• _Short task_:
In the copy, include every entry exactly but none of the pictures.

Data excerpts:
= = = = =
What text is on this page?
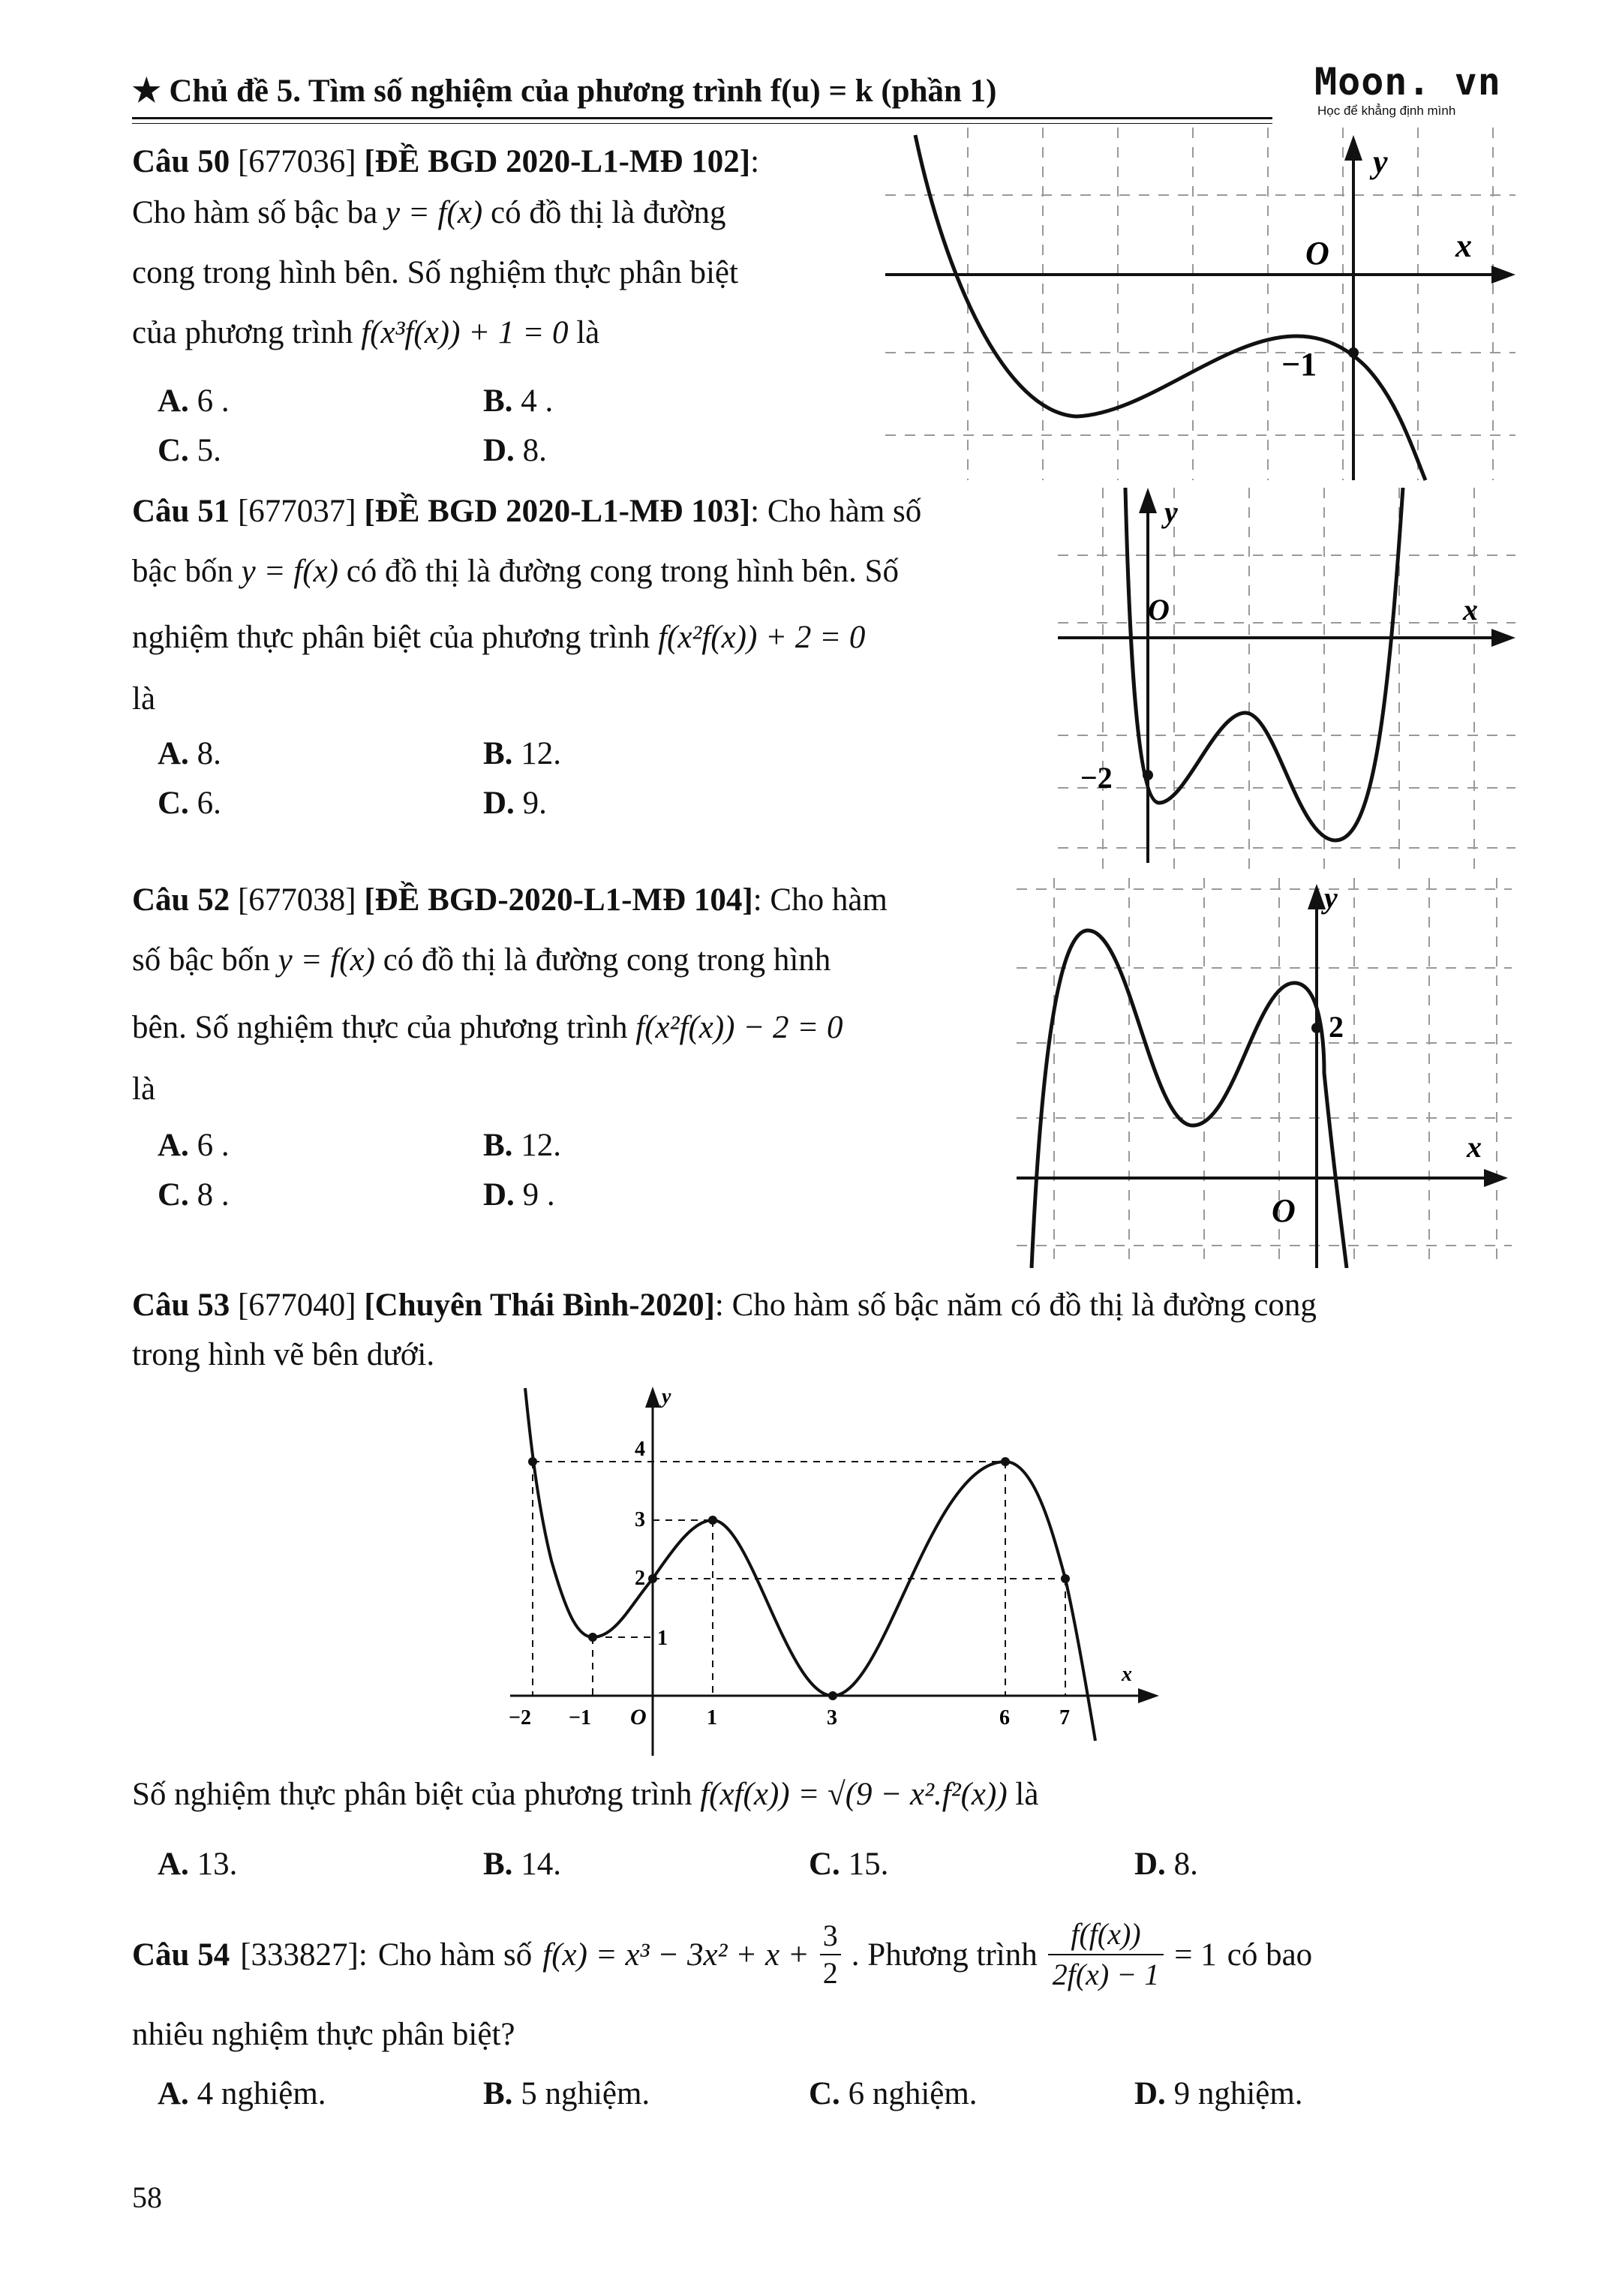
★ Chủ đề 5. Tìm số nghiệm của phương trình f(u) = k (phần 1)	Moon. vn
Học để khẳng định mình
Câu 50 [677036] [ĐỀ BGD 2020-L1-MĐ 102]:
Cho hàm số bậc ba y = f(x) có đồ thị là đường
cong trong hình bên. Số nghiệm thực phân biệt
của phương trình f(x³f(x)) + 1 = 0 là
A. 6 .	B. 4 .
C. 5.	D. 8.
y
x
O
−1
Câu 51 [677037] [ĐỀ BGD 2020-L1-MĐ 103]: Cho hàm số
bậc bốn y = f(x) có đồ thị là đường cong trong hình bên. Số
nghiệm thực phân biệt của phương trình f(x²f(x)) + 2 = 0
là
A. 8.	B. 12.
C. 6.	D. 9.
y
x
O
−2
Câu 52 [677038] [ĐỀ BGD-2020-L1-MĐ 104]: Cho hàm
số bậc bốn y = f(x) có đồ thị là đường cong trong hình
bên. Số nghiệm thực của phương trình f(x²f(x)) − 2 = 0
là
A. 6 .	B. 12.
C. 8 .	D. 9 .
y
x
O
2
Câu 53 [677040] [Chuyên Thái Bình-2020]: Cho hàm số bậc năm có đồ thị là đường cong
trong hình vẽ bên dưới.
y
x
O
−2 −1	1	3	6 7
1
2
3
4
Số nghiệm thực phân biệt của phương trình f(xf(x)) = √(9 − x².f²(x)) là
A. 13.	B. 14.	C. 15.	D. 8.
Câu 54 [333827]: Cho hàm số $f(x) = x^3 - 3x^2 + x + \frac{3}{2}$ . Phương trình $\frac{f(f(x))}{2f(x) - 1} = 1$ có bao
nhiêu nghiệm thực phân biệt?
A. 4 nghiệm.	B. 5 nghiệm.	C. 6 nghiệm.	D. 9 nghiệm.
58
= = = = =
• _Problem solution_:
What text is on this page?
★ Chủ đề 5. Tìm số nghiệm của phương trình f(u) = k (phần 1)	Moon. vn
Học để khẳng định mình
Câu 50 [677036] [ĐỀ BGD 2020-L1-MĐ 102]:
Cho hàm số bậc ba y = f(x) có đồ thị là đường
cong trong hình bên. Số nghiệm thực phân biệt
của phương trình f(x³f(x)) + 1 = 0 là
A. 6 .	B. 4 .
C. 5.	D. 8.
y
x
O
−1
Câu 51 [677037] [ĐỀ BGD 2020-L1-MĐ 103]: Cho hàm số
bậc bốn y = f(x) có đồ thị là đường cong trong hình bên. Số
nghiệm thực phân biệt của phương trình f(x²f(x)) + 2 = 0
là
A. 8.	B. 12.
C. 6.	D. 9.
y
x
O
−2
Câu 52 [677038] [ĐỀ BGD-2020-L1-MĐ 104]: Cho hàm
số bậc bốn y = f(x) có đồ thị là đường cong trong hình
bên. Số nghiệm thực của phương trình f(x²f(x)) − 2 = 0
là
A. 6 .	B. 12.
C. 8 .	D. 9 .
y
x
O
2
Câu 53 [677040] [Chuyên Thái Bình-2020]: Cho hàm số bậc năm có đồ thị là đường cong
trong hình vẽ bên dưới.
y
x
O
−2 −1	1	3	6 7
1
2
3
4
Số nghiệm thực phân biệt của phương trình f(xf(x)) = √(9 − x².f²(x)) là
A. 13.	B. 14.	C. 15.	D. 8.
Câu 54 [333827]: Cho hàm số $f(x) = x^3 - 3x^2 + x + \frac{3}{2}$ . Phương trình $\frac{f(f(x))}{2f(x) - 1} = 1$ có bao
nhiêu nghiệm thực phân biệt?
A. 4 nghiệm.	B. 5 nghiệm.	C. 6 nghiệm.	D. 9 nghiệm.
58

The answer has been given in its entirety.